_Work to be completed_. Filter the lines below, copying only those with the string "затем".

----

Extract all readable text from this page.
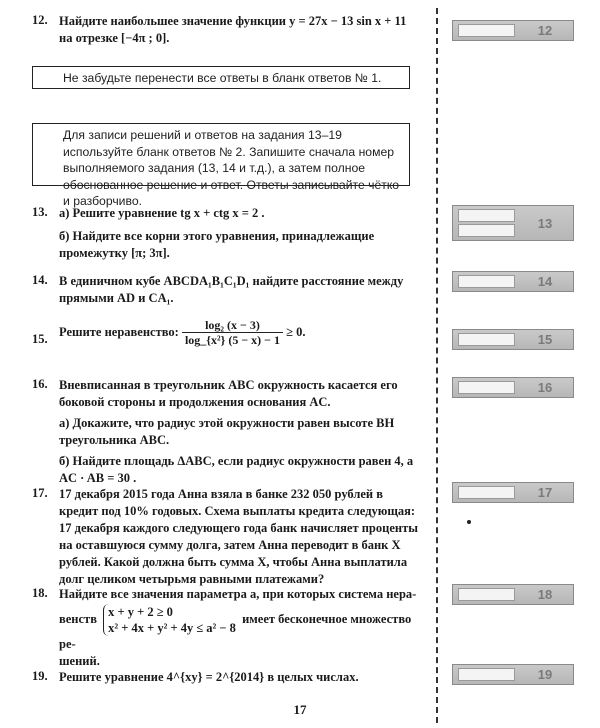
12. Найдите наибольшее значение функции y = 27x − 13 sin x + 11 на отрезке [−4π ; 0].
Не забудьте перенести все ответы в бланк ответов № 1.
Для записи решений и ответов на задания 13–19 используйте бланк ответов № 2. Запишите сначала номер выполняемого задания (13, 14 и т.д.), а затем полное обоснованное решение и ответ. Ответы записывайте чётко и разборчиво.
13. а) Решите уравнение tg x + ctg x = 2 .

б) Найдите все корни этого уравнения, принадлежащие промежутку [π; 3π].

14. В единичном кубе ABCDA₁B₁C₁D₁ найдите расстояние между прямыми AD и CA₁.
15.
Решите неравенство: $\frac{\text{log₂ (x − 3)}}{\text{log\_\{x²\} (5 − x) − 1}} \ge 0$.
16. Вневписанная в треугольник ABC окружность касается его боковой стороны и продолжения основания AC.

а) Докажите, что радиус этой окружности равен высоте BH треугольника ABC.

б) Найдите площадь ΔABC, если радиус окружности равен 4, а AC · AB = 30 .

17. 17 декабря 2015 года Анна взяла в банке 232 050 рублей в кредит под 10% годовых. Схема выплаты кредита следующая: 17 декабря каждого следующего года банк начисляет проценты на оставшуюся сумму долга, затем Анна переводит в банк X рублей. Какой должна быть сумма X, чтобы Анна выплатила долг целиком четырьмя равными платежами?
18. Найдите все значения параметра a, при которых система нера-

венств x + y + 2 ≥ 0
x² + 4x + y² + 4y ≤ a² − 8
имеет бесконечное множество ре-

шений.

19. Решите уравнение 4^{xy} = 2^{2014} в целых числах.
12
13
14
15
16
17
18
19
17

----

_Complete answer_.
Для записи решений и ответов на задания 13–19 используйте бланк ответов № 2. Запишите сначала номер выполняемого задания (13, 14 и т.д.), а затем полное обоснованное решение и ответ. Ответы записывайте чётко и разборчиво.
17. 17 декабря 2015 года Анна взяла в банке 232 050 рублей в кредит под 10% годовых. Схема выплаты кредита следующая: 17 декабря каждого следующего года банк начисляет проценты на оставшуюся сумму долга, затем Анна переводит в банк X рублей. Какой должна быть сумма X, чтобы Анна выплатила долг целиком четырьмя равными платежами?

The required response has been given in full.